▶ **Data**
** Start **

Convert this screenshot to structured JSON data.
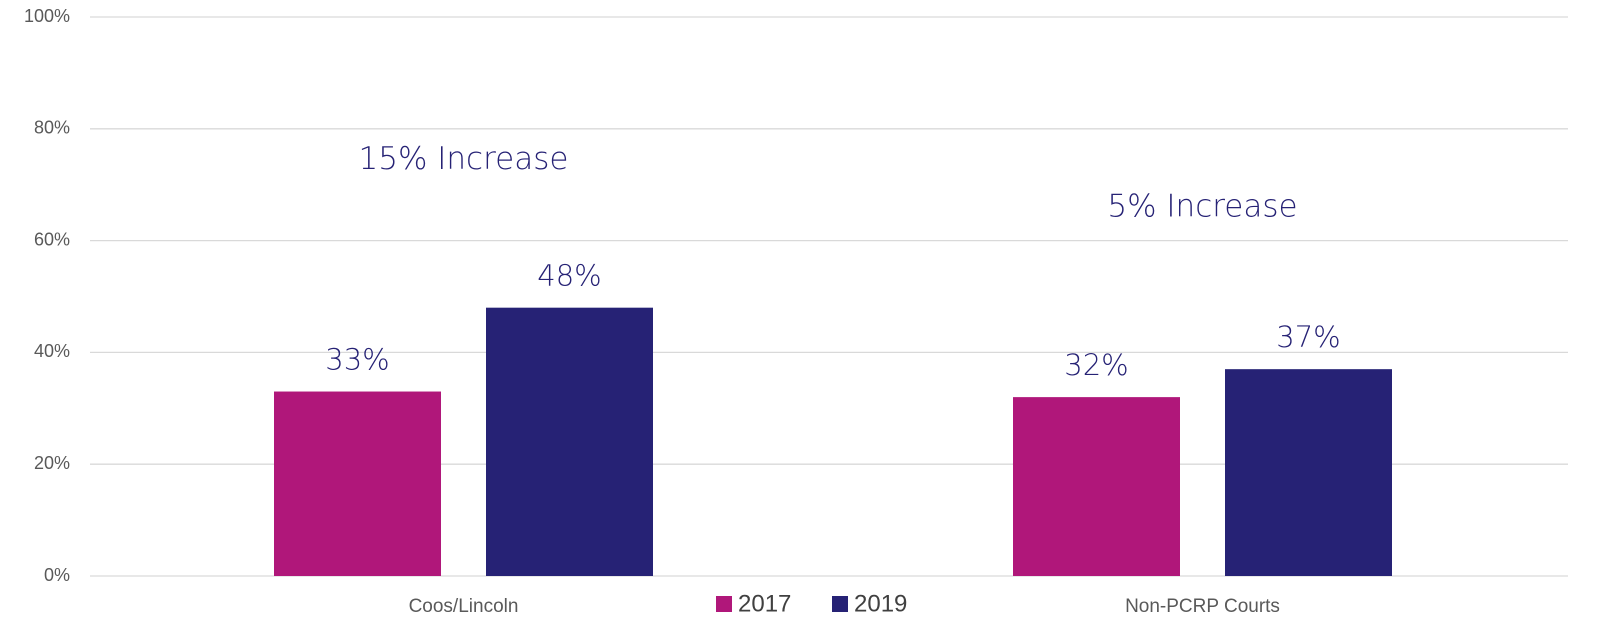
{
  "chart_data": {
    "type": "bar",
    "categories": [
      "Coos/Lincoln",
      "Non-PCRP Courts"
    ],
    "series": [
      {
        "name": "2017",
        "color": "#b0177a",
        "values": [
          33,
          32
        ],
        "value_labels": [
          "33%",
          "32%"
        ]
      },
      {
        "name": "2019",
        "color": "#262275",
        "values": [
          48,
          37
        ],
        "value_labels": [
          "48%",
          "37%"
        ]
      }
    ],
    "annotations": [
      "15% Increase",
      "5% Increase"
    ],
    "ylim": [
      0,
      100
    ],
    "yticks": [
      {
        "value": 0,
        "label": "0%"
      },
      {
        "value": 20,
        "label": "20%"
      },
      {
        "value": 40,
        "label": "40%"
      },
      {
        "value": 60,
        "label": "60%"
      },
      {
        "value": 80,
        "label": "80%"
      },
      {
        "value": 100,
        "label": "100%"
      }
    ],
    "grid": true,
    "legend": "bottom"
  }
}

** End **

▶ **Exercise directions**
Restate the full listing verbatim and drop every picture.

▶ **Written reply**
Convert this screenshot to structured JSON data.
{
  "chart_data": {
    "type": "bar",
    "categories": [
      "Coos/Lincoln",
      "Non-PCRP Courts"
    ],
    "series": [
      {
        "name": "2017",
        "color": "#b0177a",
        "values": [
          33,
          32
        ],
        "value_labels": [
          "33%",
          "32%"
        ]
      },
      {
        "name": "2019",
        "color": "#262275",
        "values": [
          48,
          37
        ],
        "value_labels": [
          "48%",
          "37%"
        ]
      }
    ],
    "annotations": [
      "15% Increase",
      "5% Increase"
    ],
    "ylim": [
      0,
      100
    ],
    "yticks": [
      {
        "value": 0,
        "label": "0%"
      },
      {
        "value": 20,
        "label": "20%"
      },
      {
        "value": 40,
        "label": "40%"
      },
      {
        "value": 60,
        "label": "60%"
      },
      {
        "value": 80,
        "label": "80%"
      },
      {
        "value": 100,
        "label": "100%"
      }
    ],
    "grid": true,
    "legend": "bottom"
  }
}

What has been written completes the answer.